■ **GIVEN EXERCISE**: Show every line that has the string "plab" in it.

■ **INFORMATION SUPPLIED**:
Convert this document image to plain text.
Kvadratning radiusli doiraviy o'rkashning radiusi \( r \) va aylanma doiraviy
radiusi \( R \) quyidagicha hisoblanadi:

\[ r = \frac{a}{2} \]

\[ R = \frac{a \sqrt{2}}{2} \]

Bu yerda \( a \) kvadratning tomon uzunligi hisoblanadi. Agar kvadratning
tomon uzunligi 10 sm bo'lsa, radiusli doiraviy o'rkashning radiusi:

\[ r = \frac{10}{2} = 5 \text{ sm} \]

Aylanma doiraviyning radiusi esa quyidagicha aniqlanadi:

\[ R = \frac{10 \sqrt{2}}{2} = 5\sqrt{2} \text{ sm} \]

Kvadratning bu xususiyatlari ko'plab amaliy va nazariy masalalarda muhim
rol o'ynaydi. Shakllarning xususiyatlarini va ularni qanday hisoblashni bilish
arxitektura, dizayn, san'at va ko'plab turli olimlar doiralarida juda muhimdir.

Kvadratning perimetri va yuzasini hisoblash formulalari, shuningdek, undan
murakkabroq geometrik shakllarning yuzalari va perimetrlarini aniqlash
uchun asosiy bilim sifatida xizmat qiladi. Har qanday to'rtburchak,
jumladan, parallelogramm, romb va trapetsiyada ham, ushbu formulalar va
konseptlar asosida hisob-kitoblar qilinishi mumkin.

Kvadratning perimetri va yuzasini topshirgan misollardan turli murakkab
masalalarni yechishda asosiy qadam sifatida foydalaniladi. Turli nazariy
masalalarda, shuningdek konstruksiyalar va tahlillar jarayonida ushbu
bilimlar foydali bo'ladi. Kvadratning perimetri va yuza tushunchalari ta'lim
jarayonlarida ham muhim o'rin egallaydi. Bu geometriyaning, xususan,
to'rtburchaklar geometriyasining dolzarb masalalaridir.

--

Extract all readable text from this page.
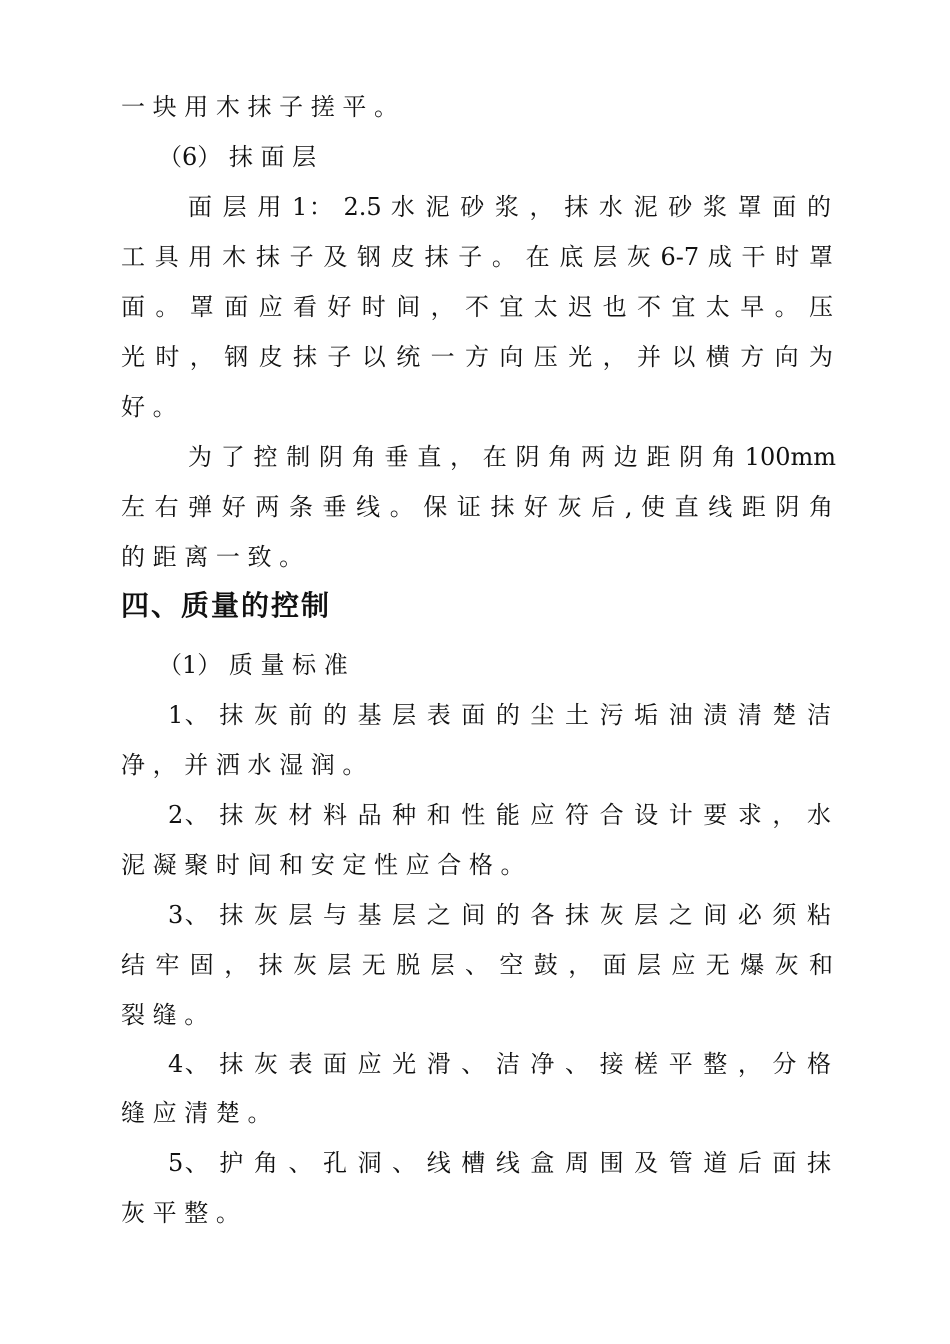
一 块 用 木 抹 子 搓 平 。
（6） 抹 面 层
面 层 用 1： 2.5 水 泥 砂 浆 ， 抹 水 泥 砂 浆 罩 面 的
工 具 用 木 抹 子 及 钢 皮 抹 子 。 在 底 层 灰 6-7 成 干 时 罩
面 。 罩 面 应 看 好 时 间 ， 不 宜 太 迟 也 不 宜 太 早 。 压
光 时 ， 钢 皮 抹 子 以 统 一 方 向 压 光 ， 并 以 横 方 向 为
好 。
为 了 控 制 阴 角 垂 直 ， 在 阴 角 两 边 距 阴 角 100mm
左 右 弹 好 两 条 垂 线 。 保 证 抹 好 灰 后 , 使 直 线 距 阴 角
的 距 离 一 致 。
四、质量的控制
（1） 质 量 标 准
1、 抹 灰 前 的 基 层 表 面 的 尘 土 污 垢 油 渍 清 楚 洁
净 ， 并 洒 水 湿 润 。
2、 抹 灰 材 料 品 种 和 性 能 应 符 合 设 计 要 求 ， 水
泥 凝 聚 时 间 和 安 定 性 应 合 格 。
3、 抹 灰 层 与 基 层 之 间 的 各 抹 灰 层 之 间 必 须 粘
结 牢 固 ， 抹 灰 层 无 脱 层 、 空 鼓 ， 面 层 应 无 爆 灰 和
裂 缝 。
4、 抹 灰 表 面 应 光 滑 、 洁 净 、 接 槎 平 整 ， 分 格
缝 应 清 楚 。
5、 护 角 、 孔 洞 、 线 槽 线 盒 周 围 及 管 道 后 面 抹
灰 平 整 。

* * *

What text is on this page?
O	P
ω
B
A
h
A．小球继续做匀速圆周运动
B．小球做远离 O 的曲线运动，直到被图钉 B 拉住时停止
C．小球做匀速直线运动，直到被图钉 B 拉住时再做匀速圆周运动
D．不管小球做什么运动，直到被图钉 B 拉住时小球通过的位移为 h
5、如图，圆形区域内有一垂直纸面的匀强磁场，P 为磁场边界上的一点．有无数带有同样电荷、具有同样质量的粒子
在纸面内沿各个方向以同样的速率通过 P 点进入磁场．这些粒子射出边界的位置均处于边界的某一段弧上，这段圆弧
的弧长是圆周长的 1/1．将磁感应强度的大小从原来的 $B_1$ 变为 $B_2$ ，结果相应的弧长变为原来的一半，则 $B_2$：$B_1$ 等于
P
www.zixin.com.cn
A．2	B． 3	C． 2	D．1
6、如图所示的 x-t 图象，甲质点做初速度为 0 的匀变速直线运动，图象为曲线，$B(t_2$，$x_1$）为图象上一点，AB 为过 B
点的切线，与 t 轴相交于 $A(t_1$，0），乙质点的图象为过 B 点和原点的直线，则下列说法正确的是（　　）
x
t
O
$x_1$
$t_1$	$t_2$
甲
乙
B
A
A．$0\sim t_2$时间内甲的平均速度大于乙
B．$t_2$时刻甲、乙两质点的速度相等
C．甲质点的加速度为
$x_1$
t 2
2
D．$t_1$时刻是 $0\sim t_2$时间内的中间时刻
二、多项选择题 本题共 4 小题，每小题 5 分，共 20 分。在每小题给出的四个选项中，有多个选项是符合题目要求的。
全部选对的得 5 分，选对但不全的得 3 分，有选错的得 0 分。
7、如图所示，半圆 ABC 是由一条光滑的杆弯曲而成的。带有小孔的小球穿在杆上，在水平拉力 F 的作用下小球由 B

■ **RESPONSE**:
Kvadratning bu xususiyatlari ko'plab amaliy va nazariy masalalarda muhim
arxitektura, dizayn, san'at va ko'plab turli olimlar doiralarida juda muhimdir.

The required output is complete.